Entries from a visual dataset
* * * * * * * * *
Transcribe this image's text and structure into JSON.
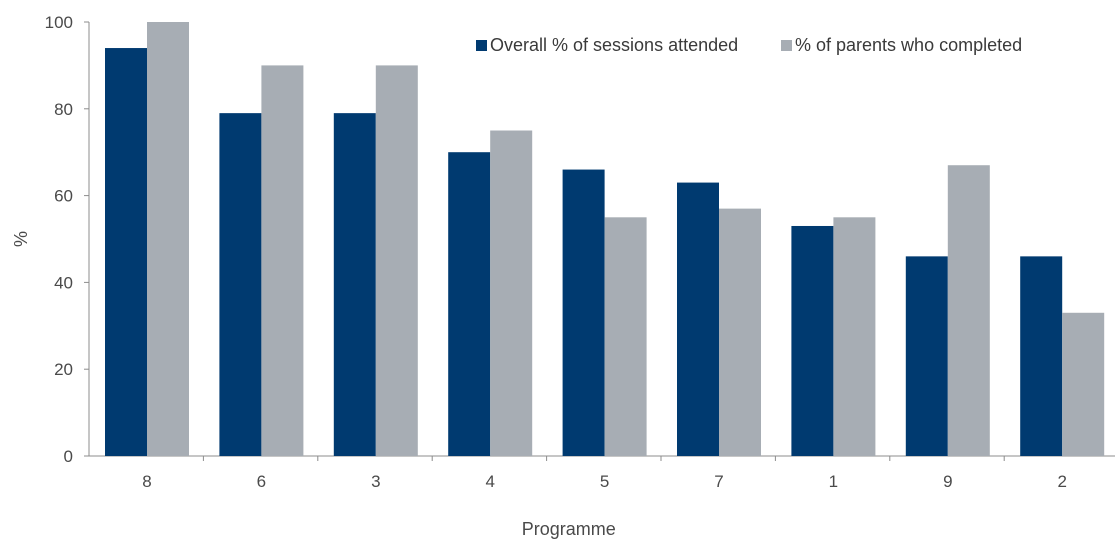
{
  "chart_data": {
    "type": "bar",
    "categories": [
      "8",
      "6",
      "3",
      "4",
      "5",
      "7",
      "1",
      "9",
      "2"
    ],
    "series": [
      {
        "name": "Overall % of sessions attended",
        "values": [
          94,
          79,
          79,
          70,
          66,
          63,
          53,
          46,
          46
        ],
        "color": "#003a70"
      },
      {
        "name": "% of parents who completed",
        "values": [
          100,
          90,
          90,
          75,
          55,
          57,
          55,
          67,
          33
        ],
        "color": "#a7adb4"
      }
    ],
    "xlabel": "Programme",
    "ylabel": "%",
    "ylim": [
      0,
      100
    ],
    "yticks": [
      0,
      20,
      40,
      60,
      80,
      100
    ],
    "grid": false,
    "legend_position": "top-right"
  }
}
* * * * * * * * *
» WORK TO BE COMPLETED:
Working from the listing above, pick out every line that has "name" and copy it.

» SOLUTION FOR THIS EXERCISE:
        "name": "Overall % of sessions attended",
        "name": "% of parents who completed",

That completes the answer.